▸ **GOAL**:
Repeat, line for line, the entries printed below.

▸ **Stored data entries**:
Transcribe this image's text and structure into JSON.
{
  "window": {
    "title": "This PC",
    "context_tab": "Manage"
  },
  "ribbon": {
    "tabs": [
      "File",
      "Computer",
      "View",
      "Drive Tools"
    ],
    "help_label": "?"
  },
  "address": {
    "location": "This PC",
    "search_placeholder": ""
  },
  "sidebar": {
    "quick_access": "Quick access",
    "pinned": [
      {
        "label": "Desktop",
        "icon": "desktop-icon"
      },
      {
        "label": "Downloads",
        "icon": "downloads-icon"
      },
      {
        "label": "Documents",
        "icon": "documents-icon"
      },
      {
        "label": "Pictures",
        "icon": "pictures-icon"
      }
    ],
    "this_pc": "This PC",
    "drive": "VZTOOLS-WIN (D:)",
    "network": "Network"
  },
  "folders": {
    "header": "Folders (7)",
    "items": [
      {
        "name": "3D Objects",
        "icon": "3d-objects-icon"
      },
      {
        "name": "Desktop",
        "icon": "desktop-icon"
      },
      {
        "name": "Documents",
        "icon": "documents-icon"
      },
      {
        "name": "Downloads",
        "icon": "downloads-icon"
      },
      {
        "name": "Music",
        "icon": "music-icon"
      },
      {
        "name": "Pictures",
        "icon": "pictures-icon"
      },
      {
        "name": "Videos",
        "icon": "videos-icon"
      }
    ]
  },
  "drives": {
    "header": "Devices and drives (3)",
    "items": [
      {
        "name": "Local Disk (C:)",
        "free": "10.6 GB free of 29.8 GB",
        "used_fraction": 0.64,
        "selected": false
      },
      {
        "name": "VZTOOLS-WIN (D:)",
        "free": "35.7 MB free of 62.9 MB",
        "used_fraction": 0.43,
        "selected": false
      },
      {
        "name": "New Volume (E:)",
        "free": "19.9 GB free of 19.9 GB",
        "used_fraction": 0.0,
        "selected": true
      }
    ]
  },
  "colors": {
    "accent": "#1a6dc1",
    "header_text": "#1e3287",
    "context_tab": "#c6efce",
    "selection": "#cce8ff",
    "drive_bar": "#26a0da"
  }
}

▸ **WRITTEN SOLUTION**:
Transcribe this image's text and structure into JSON.
{
  "window": {
    "title": "This PC",
    "context_tab": "Manage"
  },
  "ribbon": {
    "tabs": [
      "File",
      "Computer",
      "View",
      "Drive Tools"
    ],
    "help_label": "?"
  },
  "address": {
    "location": "This PC",
    "search_placeholder": ""
  },
  "sidebar": {
    "quick_access": "Quick access",
    "pinned": [
      {
        "label": "Desktop",
        "icon": "desktop-icon"
      },
      {
        "label": "Downloads",
        "icon": "downloads-icon"
      },
      {
        "label": "Documents",
        "icon": "documents-icon"
      },
      {
        "label": "Pictures",
        "icon": "pictures-icon"
      }
    ],
    "this_pc": "This PC",
    "drive": "VZTOOLS-WIN (D:)",
    "network": "Network"
  },
  "folders": {
    "header": "Folders (7)",
    "items": [
      {
        "name": "3D Objects",
        "icon": "3d-objects-icon"
      },
      {
        "name": "Desktop",
        "icon": "desktop-icon"
      },
      {
        "name": "Documents",
        "icon": "documents-icon"
      },
      {
        "name": "Downloads",
        "icon": "downloads-icon"
      },
      {
        "name": "Music",
        "icon": "music-icon"
      },
      {
        "name": "Pictures",
        "icon": "pictures-icon"
      },
      {
        "name": "Videos",
        "icon": "videos-icon"
      }
    ]
  },
  "drives": {
    "header": "Devices and drives (3)",
    "items": [
      {
        "name": "Local Disk (C:)",
        "free": "10.6 GB free of 29.8 GB",
        "used_fraction": 0.64,
        "selected": false
      },
      {
        "name": "VZTOOLS-WIN (D:)",
        "free": "35.7 MB free of 62.9 MB",
        "used_fraction": 0.43,
        "selected": false
      },
      {
        "name": "New Volume (E:)",
        "free": "19.9 GB free of 19.9 GB",
        "used_fraction": 0.0,
        "selected": true
      }
    ]
  },
  "colors": {
    "accent": "#1a6dc1",
    "header_text": "#1e3287",
    "context_tab": "#c6efce",
    "selection": "#cce8ff",
    "drive_bar": "#26a0da"
  }
}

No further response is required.